_Raw data_:
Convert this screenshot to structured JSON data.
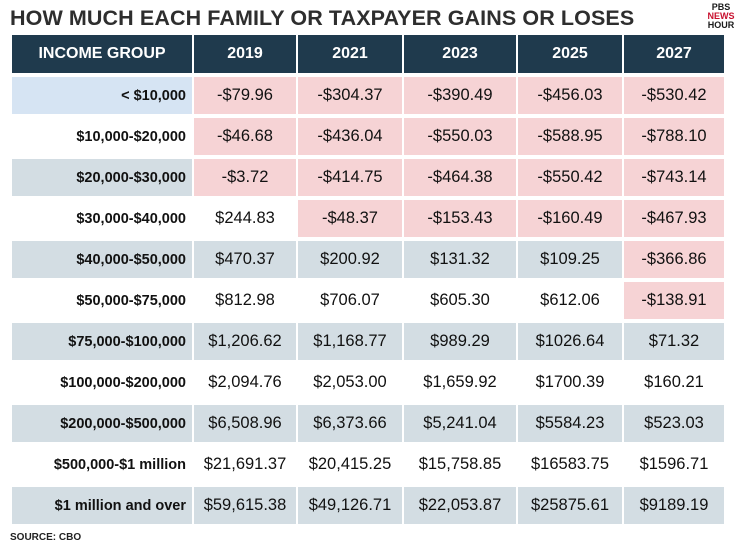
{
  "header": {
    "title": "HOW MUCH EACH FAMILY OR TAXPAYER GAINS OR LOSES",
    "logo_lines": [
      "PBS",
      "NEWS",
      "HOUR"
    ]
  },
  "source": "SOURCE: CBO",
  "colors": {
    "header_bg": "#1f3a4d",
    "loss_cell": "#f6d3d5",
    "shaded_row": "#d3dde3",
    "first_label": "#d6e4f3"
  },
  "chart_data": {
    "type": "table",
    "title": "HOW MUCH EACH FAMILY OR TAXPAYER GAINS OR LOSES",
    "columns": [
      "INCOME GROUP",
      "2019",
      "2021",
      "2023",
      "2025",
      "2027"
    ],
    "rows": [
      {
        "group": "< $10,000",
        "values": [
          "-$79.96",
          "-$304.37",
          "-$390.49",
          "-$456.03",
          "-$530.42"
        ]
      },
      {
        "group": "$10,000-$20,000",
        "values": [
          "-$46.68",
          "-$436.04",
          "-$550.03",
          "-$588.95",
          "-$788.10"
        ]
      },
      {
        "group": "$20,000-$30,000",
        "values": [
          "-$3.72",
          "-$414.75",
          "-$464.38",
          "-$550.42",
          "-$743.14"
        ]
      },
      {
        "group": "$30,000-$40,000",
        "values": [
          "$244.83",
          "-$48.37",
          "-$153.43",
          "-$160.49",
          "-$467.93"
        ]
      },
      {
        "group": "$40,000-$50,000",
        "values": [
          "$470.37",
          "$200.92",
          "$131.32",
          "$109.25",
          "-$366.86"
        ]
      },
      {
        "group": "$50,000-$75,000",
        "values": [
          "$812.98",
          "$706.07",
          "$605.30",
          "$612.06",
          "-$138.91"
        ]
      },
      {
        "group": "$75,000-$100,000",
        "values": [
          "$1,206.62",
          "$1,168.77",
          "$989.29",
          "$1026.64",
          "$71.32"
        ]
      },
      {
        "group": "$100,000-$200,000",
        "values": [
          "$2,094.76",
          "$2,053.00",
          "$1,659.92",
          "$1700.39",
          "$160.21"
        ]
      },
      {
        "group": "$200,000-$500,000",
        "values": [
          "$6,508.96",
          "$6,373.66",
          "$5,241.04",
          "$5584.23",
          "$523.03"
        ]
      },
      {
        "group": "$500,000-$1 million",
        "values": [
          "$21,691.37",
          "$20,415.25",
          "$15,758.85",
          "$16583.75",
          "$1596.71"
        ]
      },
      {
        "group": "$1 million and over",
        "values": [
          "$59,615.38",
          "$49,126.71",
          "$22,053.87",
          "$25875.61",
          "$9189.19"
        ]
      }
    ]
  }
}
--
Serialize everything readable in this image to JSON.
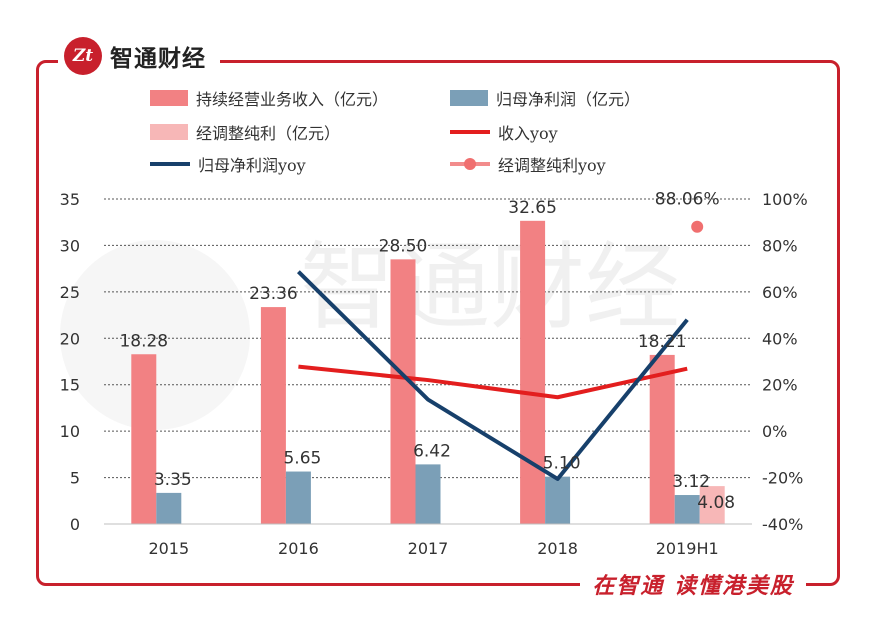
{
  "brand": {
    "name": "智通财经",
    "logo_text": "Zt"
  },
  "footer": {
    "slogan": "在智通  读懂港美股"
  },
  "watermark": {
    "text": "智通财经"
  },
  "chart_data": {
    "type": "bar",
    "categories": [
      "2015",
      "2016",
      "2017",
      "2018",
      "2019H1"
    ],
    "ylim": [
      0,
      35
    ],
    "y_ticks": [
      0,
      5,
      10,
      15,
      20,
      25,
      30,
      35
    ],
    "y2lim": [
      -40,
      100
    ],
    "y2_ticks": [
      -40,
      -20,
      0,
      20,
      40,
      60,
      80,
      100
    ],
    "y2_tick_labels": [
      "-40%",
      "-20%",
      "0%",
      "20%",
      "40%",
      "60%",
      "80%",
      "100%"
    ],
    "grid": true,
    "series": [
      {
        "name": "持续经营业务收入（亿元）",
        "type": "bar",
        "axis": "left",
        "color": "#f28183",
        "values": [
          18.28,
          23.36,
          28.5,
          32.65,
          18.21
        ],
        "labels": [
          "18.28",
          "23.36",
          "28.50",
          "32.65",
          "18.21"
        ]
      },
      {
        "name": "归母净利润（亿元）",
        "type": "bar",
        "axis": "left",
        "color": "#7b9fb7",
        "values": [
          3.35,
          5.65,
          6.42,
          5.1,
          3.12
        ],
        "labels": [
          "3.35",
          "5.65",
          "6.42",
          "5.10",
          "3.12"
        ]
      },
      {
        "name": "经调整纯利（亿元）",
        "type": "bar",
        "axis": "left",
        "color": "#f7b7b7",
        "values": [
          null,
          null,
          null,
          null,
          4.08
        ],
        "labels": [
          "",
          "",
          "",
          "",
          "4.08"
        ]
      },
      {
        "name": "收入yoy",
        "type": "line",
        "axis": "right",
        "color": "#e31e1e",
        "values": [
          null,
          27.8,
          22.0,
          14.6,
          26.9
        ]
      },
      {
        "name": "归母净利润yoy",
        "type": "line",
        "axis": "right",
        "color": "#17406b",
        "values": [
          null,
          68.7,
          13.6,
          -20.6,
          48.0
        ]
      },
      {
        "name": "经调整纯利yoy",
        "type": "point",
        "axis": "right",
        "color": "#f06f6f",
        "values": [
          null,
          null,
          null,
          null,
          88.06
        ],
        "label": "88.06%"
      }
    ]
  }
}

_Description of the task_:
In the entries above, identify every line with the string "JSON".

_Expected output_:
Convert this screenshot to structured JSON data.
Serialize everything readable in this image to JSON.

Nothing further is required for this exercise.